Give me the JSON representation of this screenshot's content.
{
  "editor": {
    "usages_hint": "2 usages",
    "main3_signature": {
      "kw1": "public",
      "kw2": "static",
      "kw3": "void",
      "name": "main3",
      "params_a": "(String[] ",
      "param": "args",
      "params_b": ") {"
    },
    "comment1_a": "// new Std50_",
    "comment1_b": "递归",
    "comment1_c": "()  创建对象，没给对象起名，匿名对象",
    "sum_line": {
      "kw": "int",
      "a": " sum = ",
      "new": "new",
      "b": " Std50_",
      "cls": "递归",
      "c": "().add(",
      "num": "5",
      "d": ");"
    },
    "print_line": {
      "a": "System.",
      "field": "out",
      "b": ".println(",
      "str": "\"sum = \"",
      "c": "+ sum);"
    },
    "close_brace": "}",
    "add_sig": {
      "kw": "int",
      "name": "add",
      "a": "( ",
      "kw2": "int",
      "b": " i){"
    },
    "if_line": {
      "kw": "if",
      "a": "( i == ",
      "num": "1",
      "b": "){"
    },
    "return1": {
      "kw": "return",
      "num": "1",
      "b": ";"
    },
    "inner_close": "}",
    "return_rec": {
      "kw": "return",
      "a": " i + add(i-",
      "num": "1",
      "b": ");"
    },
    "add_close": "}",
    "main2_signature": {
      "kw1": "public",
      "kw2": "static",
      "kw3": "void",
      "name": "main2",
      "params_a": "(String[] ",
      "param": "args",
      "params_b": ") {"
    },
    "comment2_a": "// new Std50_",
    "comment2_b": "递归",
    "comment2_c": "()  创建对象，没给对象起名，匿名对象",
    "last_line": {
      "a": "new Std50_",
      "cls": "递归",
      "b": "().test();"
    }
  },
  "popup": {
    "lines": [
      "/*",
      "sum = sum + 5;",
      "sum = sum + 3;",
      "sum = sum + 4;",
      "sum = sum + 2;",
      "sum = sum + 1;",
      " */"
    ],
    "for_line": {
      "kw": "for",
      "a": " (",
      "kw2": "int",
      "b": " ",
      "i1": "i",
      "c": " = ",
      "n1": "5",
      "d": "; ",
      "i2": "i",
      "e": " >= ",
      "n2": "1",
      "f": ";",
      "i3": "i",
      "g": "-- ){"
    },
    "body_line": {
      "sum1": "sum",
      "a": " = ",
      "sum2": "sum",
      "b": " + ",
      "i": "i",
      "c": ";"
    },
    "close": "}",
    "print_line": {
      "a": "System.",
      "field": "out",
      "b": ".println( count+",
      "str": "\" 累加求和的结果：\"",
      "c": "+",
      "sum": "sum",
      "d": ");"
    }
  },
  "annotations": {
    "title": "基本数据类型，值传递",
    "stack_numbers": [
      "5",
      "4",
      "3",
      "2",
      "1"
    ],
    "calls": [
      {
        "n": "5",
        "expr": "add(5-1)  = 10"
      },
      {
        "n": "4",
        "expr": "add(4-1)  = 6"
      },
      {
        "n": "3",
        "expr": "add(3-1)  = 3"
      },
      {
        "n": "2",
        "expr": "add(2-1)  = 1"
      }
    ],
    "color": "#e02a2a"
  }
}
□ □ □ □ □
Each line above must be printed exactly as it appears.

Give me the JSON representation of this screenshot's content.
{
  "editor": {
    "usages_hint": "2 usages",
    "main3_signature": {
      "kw1": "public",
      "kw2": "static",
      "kw3": "void",
      "name": "main3",
      "params_a": "(String[] ",
      "param": "args",
      "params_b": ") {"
    },
    "comment1_a": "// new Std50_",
    "comment1_b": "递归",
    "comment1_c": "()  创建对象，没给对象起名，匿名对象",
    "sum_line": {
      "kw": "int",
      "a": " sum = ",
      "new": "new",
      "b": " Std50_",
      "cls": "递归",
      "c": "().add(",
      "num": "5",
      "d": ");"
    },
    "print_line": {
      "a": "System.",
      "field": "out",
      "b": ".println(",
      "str": "\"sum = \"",
      "c": "+ sum);"
    },
    "close_brace": "}",
    "add_sig": {
      "kw": "int",
      "name": "add",
      "a": "( ",
      "kw2": "int",
      "b": " i){"
    },
    "if_line": {
      "kw": "if",
      "a": "( i == ",
      "num": "1",
      "b": "){"
    },
    "return1": {
      "kw": "return",
      "num": "1",
      "b": ";"
    },
    "inner_close": "}",
    "return_rec": {
      "kw": "return",
      "a": " i + add(i-",
      "num": "1",
      "b": ");"
    },
    "add_close": "}",
    "main2_signature": {
      "kw1": "public",
      "kw2": "static",
      "kw3": "void",
      "name": "main2",
      "params_a": "(String[] ",
      "param": "args",
      "params_b": ") {"
    },
    "comment2_a": "// new Std50_",
    "comment2_b": "递归",
    "comment2_c": "()  创建对象，没给对象起名，匿名对象",
    "last_line": {
      "a": "new Std50_",
      "cls": "递归",
      "b": "().test();"
    }
  },
  "popup": {
    "lines": [
      "/*",
      "sum = sum + 5;",
      "sum = sum + 3;",
      "sum = sum + 4;",
      "sum = sum + 2;",
      "sum = sum + 1;",
      " */"
    ],
    "for_line": {
      "kw": "for",
      "a": " (",
      "kw2": "int",
      "b": " ",
      "i1": "i",
      "c": " = ",
      "n1": "5",
      "d": "; ",
      "i2": "i",
      "e": " >= ",
      "n2": "1",
      "f": ";",
      "i3": "i",
      "g": "-- ){"
    },
    "body_line": {
      "sum1": "sum",
      "a": " = ",
      "sum2": "sum",
      "b": " + ",
      "i": "i",
      "c": ";"
    },
    "close": "}",
    "print_line": {
      "a": "System.",
      "field": "out",
      "b": ".println( count+",
      "str": "\" 累加求和的结果：\"",
      "c": "+",
      "sum": "sum",
      "d": ");"
    }
  },
  "annotations": {
    "title": "基本数据类型，值传递",
    "stack_numbers": [
      "5",
      "4",
      "3",
      "2",
      "1"
    ],
    "calls": [
      {
        "n": "5",
        "expr": "add(5-1)  = 10"
      },
      {
        "n": "4",
        "expr": "add(4-1)  = 6"
      },
      {
        "n": "3",
        "expr": "add(3-1)  = 3"
      },
      {
        "n": "2",
        "expr": "add(2-1)  = 1"
      }
    ],
    "color": "#e02a2a"
  }
}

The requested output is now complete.